Work to complete:
Among the entries below, find the lines with "Lage" and copy them.

▼

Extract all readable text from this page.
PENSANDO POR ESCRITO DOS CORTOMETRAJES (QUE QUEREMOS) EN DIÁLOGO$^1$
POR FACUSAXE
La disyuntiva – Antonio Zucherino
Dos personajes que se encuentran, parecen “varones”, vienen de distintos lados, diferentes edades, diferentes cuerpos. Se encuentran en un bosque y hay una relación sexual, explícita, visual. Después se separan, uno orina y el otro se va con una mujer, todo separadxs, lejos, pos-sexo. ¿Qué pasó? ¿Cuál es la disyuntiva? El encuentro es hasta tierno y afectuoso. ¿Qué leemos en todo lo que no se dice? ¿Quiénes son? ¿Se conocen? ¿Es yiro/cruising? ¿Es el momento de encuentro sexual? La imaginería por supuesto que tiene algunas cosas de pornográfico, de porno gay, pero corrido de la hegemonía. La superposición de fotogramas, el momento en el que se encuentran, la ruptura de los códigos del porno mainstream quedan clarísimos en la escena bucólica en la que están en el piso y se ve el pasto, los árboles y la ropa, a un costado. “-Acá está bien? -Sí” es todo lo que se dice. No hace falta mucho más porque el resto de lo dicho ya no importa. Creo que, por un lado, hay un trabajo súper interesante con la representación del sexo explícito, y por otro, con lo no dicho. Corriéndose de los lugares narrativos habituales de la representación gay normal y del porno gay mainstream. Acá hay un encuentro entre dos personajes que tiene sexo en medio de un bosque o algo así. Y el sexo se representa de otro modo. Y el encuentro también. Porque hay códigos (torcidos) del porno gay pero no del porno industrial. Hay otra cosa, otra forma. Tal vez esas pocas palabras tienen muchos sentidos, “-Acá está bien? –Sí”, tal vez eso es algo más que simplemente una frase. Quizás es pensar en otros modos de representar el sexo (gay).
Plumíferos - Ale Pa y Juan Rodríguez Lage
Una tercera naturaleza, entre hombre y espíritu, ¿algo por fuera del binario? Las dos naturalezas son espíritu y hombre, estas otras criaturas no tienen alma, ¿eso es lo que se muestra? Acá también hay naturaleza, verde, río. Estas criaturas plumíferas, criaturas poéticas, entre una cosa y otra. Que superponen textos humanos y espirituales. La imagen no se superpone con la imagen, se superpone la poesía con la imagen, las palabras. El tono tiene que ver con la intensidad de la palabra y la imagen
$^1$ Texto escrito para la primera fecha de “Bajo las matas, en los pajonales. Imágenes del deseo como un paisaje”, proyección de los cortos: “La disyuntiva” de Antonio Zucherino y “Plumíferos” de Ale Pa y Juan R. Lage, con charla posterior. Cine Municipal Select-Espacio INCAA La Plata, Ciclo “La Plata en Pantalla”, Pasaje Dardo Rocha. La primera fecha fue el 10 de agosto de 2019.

▲

Answer space:
Plumíferos - Ale Pa y Juan Rodríguez Lage
$^1$ Texto escrito para la primera fecha de “Bajo las matas, en los pajonales. Imágenes del deseo como un paisaje”, proyección de los cortos: “La disyuntiva” de Antonio Zucherino y “Plumíferos” de Ale Pa y Juan R. Lage, con charla posterior. Cine Municipal Select-Espacio INCAA La Plata, Ciclo “La Plata en Pantalla”, Pasaje Dardo Rocha. La primera fecha fue el 10 de agosto de 2019.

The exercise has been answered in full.